DATA ENTRIES:
__________
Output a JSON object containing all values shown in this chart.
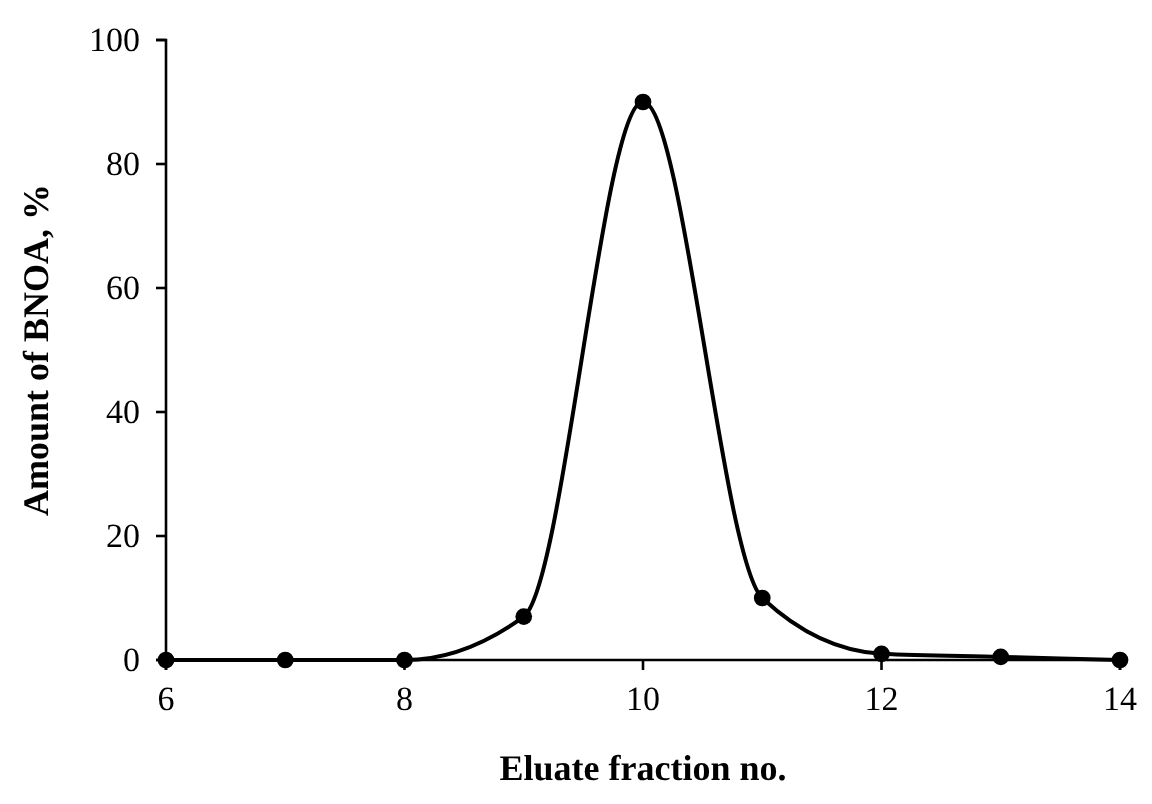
{
  "chart_data": {
    "type": "line",
    "xlabel": "Eluate fraction no.",
    "ylabel": "Amount of BNOA, %",
    "x": [
      6,
      7,
      8,
      9,
      10,
      11,
      12,
      13,
      14
    ],
    "series": [
      {
        "color": "#000000",
        "values": [
          0,
          0,
          0,
          7,
          90,
          10,
          1,
          0.5,
          0
        ]
      }
    ],
    "xlim": [
      6,
      14
    ],
    "xticks": [
      6,
      8,
      10,
      12,
      14
    ],
    "ylim": [
      0,
      100
    ],
    "yticks": [
      0,
      20,
      40,
      60,
      80,
      100
    ],
    "marker": "circle",
    "line_style": "solid",
    "grid": false
  }
}
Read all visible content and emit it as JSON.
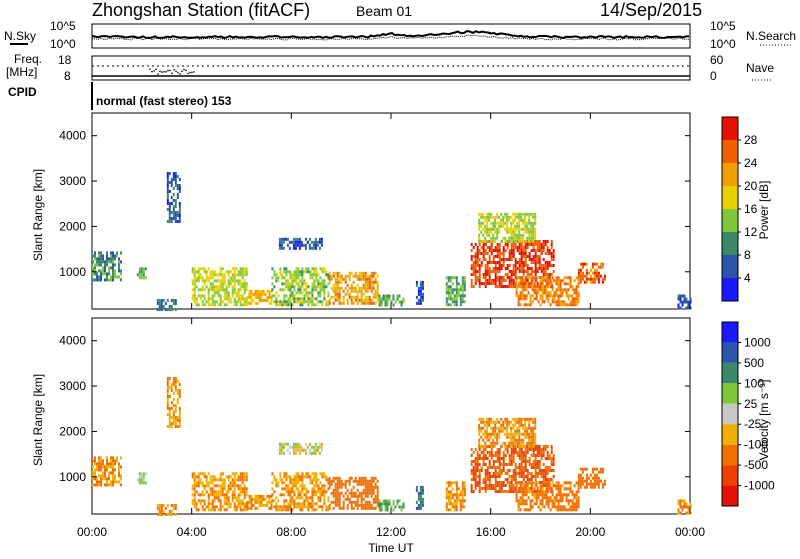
__________
EXERCISE DIRECTIONS:
Leave the pictures out and write out every entry exactly as given.

PROBLEM SOLUTION:
Output a JSON object containing all values shown in this chart.
{
  "chart_data": {
    "type": "line",
    "xlabel": "Eluate fraction no.",
    "ylabel": "Amount of BNOA, %",
    "x": [
      6,
      7,
      8,
      9,
      10,
      11,
      12,
      13,
      14
    ],
    "series": [
      {
        "color": "#000000",
        "values": [
          0,
          0,
          0,
          7,
          90,
          10,
          1,
          0.5,
          0
        ]
      }
    ],
    "xlim": [
      6,
      14
    ],
    "xticks": [
      6,
      8,
      10,
      12,
      14
    ],
    "ylim": [
      0,
      100
    ],
    "yticks": [
      0,
      20,
      40,
      60,
      80,
      100
    ],
    "marker": "circle",
    "line_style": "solid",
    "grid": false
  }
}
Read all visible content and emit it as JSON.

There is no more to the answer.